What you should do
Identify the lines that contain the word "préjudice" and copy each one.

Data for the task
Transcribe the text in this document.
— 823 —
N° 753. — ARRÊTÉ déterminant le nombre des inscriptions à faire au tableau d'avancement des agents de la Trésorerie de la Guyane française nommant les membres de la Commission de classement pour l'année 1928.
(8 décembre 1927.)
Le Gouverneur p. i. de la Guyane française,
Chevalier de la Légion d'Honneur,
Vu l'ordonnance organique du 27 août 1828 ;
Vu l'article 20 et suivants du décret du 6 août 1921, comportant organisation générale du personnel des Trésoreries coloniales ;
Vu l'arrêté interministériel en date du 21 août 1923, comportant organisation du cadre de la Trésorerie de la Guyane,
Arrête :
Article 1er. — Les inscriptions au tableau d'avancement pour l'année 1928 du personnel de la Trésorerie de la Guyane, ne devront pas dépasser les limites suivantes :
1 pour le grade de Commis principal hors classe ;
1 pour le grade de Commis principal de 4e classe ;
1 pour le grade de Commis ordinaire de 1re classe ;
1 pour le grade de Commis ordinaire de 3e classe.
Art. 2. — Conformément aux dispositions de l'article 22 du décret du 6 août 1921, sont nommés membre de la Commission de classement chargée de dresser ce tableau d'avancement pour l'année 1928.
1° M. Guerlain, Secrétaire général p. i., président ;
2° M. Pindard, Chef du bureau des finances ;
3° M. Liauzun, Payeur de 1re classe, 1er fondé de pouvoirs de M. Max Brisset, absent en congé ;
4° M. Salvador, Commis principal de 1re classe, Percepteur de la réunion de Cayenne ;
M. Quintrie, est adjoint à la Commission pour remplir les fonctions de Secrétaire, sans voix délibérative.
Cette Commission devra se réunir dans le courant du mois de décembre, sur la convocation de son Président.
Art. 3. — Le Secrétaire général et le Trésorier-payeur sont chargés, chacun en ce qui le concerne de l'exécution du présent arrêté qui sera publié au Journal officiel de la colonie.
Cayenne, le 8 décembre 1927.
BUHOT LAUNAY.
--
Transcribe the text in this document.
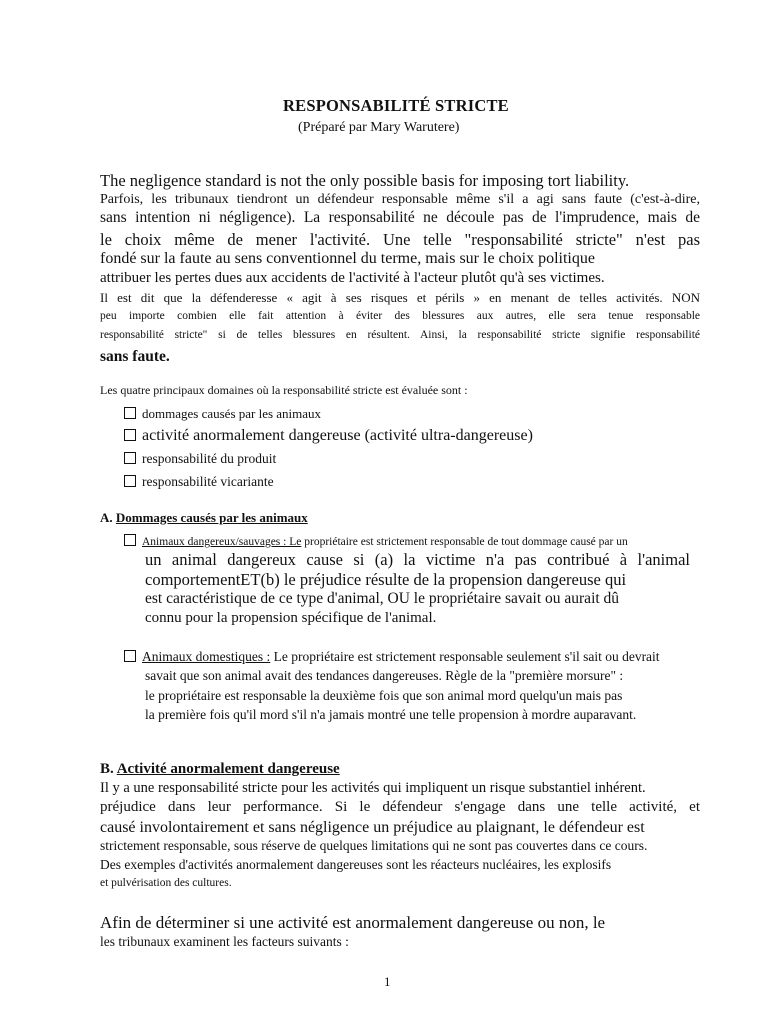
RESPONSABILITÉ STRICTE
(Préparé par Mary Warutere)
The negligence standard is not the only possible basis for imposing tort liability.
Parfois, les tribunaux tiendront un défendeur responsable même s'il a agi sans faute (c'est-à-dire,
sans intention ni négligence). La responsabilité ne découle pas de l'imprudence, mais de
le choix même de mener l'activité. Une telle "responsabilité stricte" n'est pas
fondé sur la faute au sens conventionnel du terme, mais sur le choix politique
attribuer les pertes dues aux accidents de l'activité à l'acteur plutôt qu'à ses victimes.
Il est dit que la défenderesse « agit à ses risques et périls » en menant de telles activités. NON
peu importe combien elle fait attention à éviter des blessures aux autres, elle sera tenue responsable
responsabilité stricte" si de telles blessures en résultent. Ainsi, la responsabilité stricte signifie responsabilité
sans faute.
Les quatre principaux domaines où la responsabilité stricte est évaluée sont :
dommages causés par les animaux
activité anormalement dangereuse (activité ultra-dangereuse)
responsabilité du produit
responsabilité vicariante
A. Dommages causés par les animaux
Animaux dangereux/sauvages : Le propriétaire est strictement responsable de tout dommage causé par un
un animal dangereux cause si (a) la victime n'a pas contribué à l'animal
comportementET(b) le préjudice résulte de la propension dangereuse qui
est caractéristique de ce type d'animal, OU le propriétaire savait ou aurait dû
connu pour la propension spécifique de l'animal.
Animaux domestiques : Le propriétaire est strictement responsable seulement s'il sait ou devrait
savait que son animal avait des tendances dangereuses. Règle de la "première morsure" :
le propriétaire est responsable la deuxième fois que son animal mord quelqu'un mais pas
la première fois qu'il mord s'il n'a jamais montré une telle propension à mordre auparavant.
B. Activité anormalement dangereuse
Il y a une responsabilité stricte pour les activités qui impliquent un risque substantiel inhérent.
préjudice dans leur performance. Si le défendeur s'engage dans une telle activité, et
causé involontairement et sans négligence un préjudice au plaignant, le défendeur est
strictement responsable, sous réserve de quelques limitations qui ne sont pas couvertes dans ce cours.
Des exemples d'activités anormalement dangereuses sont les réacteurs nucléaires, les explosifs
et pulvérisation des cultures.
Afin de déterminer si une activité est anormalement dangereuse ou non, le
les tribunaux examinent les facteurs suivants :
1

Worked solution
comportementET(b) le préjudice résulte de la propension dangereuse qui
préjudice dans leur performance. Si le défendeur s'engage dans une telle activité, et
causé involontairement et sans négligence un préjudice au plaignant, le défendeur est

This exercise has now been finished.